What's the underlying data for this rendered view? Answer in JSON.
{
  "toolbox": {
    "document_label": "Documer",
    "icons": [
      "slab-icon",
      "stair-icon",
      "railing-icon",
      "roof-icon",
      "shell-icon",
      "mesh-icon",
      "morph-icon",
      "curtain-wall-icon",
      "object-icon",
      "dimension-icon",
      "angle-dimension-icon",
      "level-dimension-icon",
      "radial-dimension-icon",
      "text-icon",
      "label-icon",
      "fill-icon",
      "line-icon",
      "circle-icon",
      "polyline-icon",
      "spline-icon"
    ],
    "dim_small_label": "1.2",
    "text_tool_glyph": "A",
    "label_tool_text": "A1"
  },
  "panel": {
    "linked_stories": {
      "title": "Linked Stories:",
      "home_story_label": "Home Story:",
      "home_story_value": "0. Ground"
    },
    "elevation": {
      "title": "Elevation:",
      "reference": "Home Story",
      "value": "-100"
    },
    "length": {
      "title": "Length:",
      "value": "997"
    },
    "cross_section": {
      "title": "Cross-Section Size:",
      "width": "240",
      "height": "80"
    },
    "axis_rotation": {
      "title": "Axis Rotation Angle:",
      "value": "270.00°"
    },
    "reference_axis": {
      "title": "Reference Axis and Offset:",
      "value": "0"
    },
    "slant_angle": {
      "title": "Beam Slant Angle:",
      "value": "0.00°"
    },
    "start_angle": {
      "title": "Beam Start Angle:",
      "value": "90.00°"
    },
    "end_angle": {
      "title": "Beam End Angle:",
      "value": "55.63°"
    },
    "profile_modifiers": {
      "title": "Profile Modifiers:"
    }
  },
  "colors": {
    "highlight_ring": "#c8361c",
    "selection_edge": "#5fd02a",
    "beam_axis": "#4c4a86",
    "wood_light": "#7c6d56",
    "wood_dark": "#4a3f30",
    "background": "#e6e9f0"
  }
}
━━━━━━━━━━━━━━━━
**TASK BRIEF**
Extract the data in full. Keep it word for word.

**EXPECTED ANSWER**
What's the underlying data for this rendered view? Answer in JSON.
{
  "toolbox": {
    "document_label": "Documer",
    "icons": [
      "slab-icon",
      "stair-icon",
      "railing-icon",
      "roof-icon",
      "shell-icon",
      "mesh-icon",
      "morph-icon",
      "curtain-wall-icon",
      "object-icon",
      "dimension-icon",
      "angle-dimension-icon",
      "level-dimension-icon",
      "radial-dimension-icon",
      "text-icon",
      "label-icon",
      "fill-icon",
      "line-icon",
      "circle-icon",
      "polyline-icon",
      "spline-icon"
    ],
    "dim_small_label": "1.2",
    "text_tool_glyph": "A",
    "label_tool_text": "A1"
  },
  "panel": {
    "linked_stories": {
      "title": "Linked Stories:",
      "home_story_label": "Home Story:",
      "home_story_value": "0. Ground"
    },
    "elevation": {
      "title": "Elevation:",
      "reference": "Home Story",
      "value": "-100"
    },
    "length": {
      "title": "Length:",
      "value": "997"
    },
    "cross_section": {
      "title": "Cross-Section Size:",
      "width": "240",
      "height": "80"
    },
    "axis_rotation": {
      "title": "Axis Rotation Angle:",
      "value": "270.00°"
    },
    "reference_axis": {
      "title": "Reference Axis and Offset:",
      "value": "0"
    },
    "slant_angle": {
      "title": "Beam Slant Angle:",
      "value": "0.00°"
    },
    "start_angle": {
      "title": "Beam Start Angle:",
      "value": "90.00°"
    },
    "end_angle": {
      "title": "Beam End Angle:",
      "value": "55.63°"
    },
    "profile_modifiers": {
      "title": "Profile Modifiers:"
    }
  },
  "colors": {
    "highlight_ring": "#c8361c",
    "selection_edge": "#5fd02a",
    "beam_axis": "#4c4a86",
    "wood_light": "#7c6d56",
    "wood_dark": "#4a3f30",
    "background": "#e6e9f0"
  }
}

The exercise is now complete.